Recorded data

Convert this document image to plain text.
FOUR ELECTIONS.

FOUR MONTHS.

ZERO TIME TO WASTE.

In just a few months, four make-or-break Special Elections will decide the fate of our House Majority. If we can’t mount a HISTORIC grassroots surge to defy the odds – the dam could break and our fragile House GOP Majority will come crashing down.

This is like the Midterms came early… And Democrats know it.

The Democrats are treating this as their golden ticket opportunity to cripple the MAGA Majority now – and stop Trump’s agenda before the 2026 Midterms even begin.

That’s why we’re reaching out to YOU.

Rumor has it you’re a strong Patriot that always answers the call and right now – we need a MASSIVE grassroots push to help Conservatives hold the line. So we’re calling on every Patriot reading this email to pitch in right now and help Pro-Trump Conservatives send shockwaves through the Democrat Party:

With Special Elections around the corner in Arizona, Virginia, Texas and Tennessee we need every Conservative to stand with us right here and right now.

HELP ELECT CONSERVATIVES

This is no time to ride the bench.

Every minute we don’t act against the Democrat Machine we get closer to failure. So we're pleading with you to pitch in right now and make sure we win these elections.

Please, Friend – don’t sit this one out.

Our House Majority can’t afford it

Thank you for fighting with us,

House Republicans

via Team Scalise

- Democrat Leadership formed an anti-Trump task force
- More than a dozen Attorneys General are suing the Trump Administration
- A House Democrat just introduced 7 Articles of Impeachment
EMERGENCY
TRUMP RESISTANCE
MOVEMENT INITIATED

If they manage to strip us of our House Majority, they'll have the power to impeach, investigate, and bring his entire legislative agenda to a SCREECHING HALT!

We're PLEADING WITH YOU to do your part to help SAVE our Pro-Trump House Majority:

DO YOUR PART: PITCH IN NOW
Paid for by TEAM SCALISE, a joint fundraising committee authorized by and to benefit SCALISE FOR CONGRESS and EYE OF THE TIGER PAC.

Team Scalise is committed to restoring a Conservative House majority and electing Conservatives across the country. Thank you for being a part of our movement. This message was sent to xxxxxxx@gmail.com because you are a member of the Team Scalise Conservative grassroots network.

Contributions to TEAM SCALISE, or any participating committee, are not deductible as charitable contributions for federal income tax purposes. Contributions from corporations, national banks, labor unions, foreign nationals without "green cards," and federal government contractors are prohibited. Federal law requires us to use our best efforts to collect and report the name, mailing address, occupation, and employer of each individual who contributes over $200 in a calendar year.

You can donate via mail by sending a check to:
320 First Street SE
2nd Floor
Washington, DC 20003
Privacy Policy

YOUR GOAL:
Copy, from the material, each line that holds the string "Thank".

ANSWER TO THE EXERCISE:
Thank you for fighting with us,
Team Scalise is committed to restoring a Conservative House majority and electing Conservatives across the country. Thank you for being a part of our movement. This message was sent to xxxxxxx@gmail.com because you are a member of the Team Scalise Conservative grassroots network.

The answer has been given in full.